Written exercise
Output the data below in full, character for character.

■ ■ ■ ■ ■

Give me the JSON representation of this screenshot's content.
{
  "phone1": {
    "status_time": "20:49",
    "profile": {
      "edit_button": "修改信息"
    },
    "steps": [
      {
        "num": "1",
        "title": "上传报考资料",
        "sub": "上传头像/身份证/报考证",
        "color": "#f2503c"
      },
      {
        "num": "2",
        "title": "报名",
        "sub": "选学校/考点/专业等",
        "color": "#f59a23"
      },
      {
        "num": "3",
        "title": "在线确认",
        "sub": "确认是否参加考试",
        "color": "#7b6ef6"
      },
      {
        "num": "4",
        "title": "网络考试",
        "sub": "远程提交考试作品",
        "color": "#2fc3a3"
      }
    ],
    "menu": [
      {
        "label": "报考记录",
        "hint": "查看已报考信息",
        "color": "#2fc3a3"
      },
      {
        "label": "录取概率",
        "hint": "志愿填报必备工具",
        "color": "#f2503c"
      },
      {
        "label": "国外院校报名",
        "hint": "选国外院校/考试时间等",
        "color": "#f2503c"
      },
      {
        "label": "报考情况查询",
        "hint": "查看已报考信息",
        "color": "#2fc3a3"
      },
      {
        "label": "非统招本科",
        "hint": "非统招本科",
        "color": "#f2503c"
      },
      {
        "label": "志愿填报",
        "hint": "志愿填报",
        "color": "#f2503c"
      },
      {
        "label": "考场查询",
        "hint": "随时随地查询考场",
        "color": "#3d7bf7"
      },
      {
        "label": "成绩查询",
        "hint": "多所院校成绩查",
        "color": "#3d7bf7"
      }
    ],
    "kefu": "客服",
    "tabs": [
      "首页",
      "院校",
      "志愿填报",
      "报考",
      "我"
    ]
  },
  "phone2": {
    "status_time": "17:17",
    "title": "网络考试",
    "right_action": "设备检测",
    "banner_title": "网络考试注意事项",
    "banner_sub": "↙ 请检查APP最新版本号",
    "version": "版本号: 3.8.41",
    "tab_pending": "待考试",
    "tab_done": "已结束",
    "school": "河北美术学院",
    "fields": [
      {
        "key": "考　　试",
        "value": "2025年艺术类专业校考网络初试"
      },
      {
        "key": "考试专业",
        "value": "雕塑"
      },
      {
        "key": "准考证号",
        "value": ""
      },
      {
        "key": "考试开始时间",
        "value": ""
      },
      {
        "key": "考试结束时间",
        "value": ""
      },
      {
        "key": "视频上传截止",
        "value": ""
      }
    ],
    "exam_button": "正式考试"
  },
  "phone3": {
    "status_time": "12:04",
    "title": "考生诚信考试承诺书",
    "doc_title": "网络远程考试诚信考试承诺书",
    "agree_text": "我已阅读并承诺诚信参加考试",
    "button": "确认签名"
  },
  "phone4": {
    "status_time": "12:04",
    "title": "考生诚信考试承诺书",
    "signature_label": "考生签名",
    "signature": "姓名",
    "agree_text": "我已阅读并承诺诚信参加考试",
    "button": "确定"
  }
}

■ ■ ■ ■ ■

Output of the task
Give me the JSON representation of this screenshot's content.
{
  "phone1": {
    "status_time": "20:49",
    "profile": {
      "edit_button": "修改信息"
    },
    "steps": [
      {
        "num": "1",
        "title": "上传报考资料",
        "sub": "上传头像/身份证/报考证",
        "color": "#f2503c"
      },
      {
        "num": "2",
        "title": "报名",
        "sub": "选学校/考点/专业等",
        "color": "#f59a23"
      },
      {
        "num": "3",
        "title": "在线确认",
        "sub": "确认是否参加考试",
        "color": "#7b6ef6"
      },
      {
        "num": "4",
        "title": "网络考试",
        "sub": "远程提交考试作品",
        "color": "#2fc3a3"
      }
    ],
    "menu": [
      {
        "label": "报考记录",
        "hint": "查看已报考信息",
        "color": "#2fc3a3"
      },
      {
        "label": "录取概率",
        "hint": "志愿填报必备工具",
        "color": "#f2503c"
      },
      {
        "label": "国外院校报名",
        "hint": "选国外院校/考试时间等",
        "color": "#f2503c"
      },
      {
        "label": "报考情况查询",
        "hint": "查看已报考信息",
        "color": "#2fc3a3"
      },
      {
        "label": "非统招本科",
        "hint": "非统招本科",
        "color": "#f2503c"
      },
      {
        "label": "志愿填报",
        "hint": "志愿填报",
        "color": "#f2503c"
      },
      {
        "label": "考场查询",
        "hint": "随时随地查询考场",
        "color": "#3d7bf7"
      },
      {
        "label": "成绩查询",
        "hint": "多所院校成绩查",
        "color": "#3d7bf7"
      }
    ],
    "kefu": "客服",
    "tabs": [
      "首页",
      "院校",
      "志愿填报",
      "报考",
      "我"
    ]
  },
  "phone2": {
    "status_time": "17:17",
    "title": "网络考试",
    "right_action": "设备检测",
    "banner_title": "网络考试注意事项",
    "banner_sub": "↙ 请检查APP最新版本号",
    "version": "版本号: 3.8.41",
    "tab_pending": "待考试",
    "tab_done": "已结束",
    "school": "河北美术学院",
    "fields": [
      {
        "key": "考　　试",
        "value": "2025年艺术类专业校考网络初试"
      },
      {
        "key": "考试专业",
        "value": "雕塑"
      },
      {
        "key": "准考证号",
        "value": ""
      },
      {
        "key": "考试开始时间",
        "value": ""
      },
      {
        "key": "考试结束时间",
        "value": ""
      },
      {
        "key": "视频上传截止",
        "value": ""
      }
    ],
    "exam_button": "正式考试"
  },
  "phone3": {
    "status_time": "12:04",
    "title": "考生诚信考试承诺书",
    "doc_title": "网络远程考试诚信考试承诺书",
    "agree_text": "我已阅读并承诺诚信参加考试",
    "button": "确认签名"
  },
  "phone4": {
    "status_time": "12:04",
    "title": "考生诚信考试承诺书",
    "signature_label": "考生签名",
    "signature": "姓名",
    "agree_text": "我已阅读并承诺诚信参加考试",
    "button": "确定"
  }
}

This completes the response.